:: Entries shown ::
========================================

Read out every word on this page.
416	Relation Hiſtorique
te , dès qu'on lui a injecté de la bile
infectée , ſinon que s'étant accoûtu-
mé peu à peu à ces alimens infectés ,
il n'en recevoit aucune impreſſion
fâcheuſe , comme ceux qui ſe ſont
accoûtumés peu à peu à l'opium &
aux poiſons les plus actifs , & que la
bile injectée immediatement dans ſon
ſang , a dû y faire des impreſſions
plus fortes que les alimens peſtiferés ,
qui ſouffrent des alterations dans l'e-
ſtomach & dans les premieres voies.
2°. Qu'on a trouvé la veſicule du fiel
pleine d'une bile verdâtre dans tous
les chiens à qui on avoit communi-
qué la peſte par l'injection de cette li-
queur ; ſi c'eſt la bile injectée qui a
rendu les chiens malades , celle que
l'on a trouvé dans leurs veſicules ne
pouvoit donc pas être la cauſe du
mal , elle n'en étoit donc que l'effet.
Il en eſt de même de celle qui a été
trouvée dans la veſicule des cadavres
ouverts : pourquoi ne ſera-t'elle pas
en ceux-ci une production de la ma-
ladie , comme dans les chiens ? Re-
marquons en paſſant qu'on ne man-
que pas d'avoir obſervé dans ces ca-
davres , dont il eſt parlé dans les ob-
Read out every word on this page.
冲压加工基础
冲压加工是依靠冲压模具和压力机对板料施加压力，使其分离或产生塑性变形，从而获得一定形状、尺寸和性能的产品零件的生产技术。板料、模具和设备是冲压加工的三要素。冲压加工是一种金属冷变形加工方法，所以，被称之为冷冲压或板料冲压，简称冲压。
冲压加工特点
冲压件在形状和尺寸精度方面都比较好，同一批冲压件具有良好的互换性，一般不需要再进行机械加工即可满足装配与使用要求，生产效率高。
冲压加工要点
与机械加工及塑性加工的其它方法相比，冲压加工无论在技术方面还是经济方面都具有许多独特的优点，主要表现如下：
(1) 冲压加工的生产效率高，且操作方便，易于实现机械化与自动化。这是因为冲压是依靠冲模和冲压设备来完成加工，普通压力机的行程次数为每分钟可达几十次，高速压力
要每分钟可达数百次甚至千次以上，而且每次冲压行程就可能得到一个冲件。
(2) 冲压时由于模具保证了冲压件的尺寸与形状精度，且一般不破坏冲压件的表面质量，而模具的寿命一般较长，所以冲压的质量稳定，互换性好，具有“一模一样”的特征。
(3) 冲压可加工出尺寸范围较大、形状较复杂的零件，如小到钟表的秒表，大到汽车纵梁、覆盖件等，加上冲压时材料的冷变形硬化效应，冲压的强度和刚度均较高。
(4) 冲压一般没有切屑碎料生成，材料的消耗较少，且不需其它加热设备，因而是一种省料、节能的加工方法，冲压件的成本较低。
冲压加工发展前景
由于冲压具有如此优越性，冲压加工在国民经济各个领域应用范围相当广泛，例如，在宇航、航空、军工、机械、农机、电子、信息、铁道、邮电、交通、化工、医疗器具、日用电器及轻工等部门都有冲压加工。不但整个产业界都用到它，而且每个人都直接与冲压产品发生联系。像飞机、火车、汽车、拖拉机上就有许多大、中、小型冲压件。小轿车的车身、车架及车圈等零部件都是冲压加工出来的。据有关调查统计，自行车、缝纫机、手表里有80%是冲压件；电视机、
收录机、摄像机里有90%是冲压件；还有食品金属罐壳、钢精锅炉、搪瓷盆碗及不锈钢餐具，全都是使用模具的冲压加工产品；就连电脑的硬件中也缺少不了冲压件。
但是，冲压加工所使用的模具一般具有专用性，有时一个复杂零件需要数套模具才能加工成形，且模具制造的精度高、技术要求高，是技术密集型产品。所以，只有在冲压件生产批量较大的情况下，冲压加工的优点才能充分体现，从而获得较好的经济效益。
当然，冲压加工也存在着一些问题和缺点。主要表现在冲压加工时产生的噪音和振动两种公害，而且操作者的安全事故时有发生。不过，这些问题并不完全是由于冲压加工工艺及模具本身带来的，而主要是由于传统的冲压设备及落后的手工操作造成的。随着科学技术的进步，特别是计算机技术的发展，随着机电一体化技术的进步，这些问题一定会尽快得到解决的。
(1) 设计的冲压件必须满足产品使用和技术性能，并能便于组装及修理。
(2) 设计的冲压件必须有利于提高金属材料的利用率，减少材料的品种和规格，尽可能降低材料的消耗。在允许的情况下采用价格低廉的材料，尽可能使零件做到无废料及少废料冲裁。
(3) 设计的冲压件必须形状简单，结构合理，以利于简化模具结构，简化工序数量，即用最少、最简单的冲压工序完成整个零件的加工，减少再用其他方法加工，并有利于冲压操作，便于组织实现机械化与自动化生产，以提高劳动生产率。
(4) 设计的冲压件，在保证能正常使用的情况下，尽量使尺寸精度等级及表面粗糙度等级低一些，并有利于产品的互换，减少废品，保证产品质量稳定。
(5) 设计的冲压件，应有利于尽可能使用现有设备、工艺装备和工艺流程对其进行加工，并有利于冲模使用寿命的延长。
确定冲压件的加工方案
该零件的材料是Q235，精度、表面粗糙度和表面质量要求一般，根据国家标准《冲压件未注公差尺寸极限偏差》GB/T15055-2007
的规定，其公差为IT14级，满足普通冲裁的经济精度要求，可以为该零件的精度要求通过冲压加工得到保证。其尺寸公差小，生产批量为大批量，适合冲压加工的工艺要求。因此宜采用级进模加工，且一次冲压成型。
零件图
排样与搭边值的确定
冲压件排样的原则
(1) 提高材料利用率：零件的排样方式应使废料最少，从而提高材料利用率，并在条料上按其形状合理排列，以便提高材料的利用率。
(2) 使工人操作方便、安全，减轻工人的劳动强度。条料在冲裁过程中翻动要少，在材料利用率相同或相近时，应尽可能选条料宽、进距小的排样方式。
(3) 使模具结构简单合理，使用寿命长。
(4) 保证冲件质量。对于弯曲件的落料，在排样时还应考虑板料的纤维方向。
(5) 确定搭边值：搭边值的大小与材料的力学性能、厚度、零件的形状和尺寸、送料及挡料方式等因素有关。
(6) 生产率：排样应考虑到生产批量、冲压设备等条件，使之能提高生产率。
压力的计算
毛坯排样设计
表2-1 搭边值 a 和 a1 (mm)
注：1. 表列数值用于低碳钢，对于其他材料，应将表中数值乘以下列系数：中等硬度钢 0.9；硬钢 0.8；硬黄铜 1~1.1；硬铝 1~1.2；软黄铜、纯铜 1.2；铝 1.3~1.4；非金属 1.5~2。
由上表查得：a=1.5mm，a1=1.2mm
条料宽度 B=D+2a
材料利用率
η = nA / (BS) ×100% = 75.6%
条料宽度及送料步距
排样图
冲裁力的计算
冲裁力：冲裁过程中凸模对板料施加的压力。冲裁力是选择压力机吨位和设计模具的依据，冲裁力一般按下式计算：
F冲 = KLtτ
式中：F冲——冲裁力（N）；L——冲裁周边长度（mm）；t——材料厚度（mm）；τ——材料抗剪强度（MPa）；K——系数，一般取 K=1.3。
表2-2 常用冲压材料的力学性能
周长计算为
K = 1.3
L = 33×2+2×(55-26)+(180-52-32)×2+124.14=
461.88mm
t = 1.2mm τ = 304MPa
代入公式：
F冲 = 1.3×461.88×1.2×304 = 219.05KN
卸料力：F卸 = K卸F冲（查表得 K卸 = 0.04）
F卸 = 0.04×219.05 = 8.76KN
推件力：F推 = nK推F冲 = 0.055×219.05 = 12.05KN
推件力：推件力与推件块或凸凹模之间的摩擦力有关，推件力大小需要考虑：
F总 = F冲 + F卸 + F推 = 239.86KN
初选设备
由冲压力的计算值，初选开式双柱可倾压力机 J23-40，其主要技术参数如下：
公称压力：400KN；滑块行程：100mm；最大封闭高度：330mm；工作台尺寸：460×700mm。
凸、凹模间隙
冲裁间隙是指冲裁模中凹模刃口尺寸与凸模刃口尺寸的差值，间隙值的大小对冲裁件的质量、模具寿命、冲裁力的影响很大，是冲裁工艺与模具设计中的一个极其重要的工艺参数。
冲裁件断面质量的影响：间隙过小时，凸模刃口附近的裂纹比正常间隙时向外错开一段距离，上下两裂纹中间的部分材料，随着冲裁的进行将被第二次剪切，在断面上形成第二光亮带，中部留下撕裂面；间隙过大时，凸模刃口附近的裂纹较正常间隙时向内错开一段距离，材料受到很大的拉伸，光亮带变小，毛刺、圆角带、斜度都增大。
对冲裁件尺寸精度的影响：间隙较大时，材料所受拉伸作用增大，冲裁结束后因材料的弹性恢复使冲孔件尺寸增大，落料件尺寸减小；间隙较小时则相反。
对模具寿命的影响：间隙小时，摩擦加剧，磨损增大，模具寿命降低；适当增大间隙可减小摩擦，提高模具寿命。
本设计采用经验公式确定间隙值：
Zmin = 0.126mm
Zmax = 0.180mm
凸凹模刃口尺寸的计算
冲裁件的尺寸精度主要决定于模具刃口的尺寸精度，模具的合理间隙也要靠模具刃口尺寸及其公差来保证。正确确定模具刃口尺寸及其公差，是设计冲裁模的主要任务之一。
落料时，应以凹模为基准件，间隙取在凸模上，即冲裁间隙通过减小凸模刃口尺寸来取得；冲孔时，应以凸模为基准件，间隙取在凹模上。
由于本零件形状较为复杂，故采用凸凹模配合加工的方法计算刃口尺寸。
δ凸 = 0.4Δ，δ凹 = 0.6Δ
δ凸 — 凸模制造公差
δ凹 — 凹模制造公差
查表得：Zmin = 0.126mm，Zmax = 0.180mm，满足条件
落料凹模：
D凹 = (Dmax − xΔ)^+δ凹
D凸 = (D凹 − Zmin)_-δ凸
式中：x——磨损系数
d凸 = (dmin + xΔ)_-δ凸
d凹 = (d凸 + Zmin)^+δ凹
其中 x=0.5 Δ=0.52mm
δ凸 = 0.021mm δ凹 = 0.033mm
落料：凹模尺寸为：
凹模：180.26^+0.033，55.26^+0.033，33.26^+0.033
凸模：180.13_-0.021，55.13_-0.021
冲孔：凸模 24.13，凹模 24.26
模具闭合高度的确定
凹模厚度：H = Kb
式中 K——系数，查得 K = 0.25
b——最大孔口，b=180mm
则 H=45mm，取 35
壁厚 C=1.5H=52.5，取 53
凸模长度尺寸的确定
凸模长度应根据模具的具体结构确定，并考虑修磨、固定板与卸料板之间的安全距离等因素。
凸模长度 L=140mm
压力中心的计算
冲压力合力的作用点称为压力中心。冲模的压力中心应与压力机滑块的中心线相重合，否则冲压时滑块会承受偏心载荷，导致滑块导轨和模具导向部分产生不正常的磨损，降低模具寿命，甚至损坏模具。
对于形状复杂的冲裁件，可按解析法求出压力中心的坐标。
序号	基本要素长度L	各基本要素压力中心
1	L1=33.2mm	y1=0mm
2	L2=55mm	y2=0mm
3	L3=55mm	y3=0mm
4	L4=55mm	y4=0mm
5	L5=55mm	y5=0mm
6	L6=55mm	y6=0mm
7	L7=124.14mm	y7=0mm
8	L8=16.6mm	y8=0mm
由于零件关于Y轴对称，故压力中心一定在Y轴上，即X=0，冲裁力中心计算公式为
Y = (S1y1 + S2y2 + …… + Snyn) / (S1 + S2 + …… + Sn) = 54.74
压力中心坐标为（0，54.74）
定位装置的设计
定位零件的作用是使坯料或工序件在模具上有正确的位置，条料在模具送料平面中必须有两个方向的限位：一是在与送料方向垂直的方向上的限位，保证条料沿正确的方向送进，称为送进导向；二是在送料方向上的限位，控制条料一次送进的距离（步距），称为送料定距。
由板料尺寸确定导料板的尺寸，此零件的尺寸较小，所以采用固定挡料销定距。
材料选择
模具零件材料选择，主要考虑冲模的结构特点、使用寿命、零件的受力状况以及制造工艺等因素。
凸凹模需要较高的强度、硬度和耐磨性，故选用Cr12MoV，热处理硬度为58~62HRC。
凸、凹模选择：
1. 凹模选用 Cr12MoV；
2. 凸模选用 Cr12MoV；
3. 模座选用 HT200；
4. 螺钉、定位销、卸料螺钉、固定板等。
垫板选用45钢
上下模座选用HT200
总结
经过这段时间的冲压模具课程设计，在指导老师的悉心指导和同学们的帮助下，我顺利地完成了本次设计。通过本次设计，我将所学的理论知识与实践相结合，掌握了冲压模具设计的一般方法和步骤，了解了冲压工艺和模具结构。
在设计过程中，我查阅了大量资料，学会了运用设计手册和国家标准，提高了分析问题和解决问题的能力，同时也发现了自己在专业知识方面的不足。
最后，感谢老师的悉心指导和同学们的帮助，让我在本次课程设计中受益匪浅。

========================================

:: Task instructions ::
Copy out each line of the material that holds the word "bile".

:: The result ::
te , dès qu'on lui a injecté de la bile
bile injectée immediatement dans ſon
pleine d'une bile verdâtre dans tous
queur ; ſi c'eſt la bile injectée qui a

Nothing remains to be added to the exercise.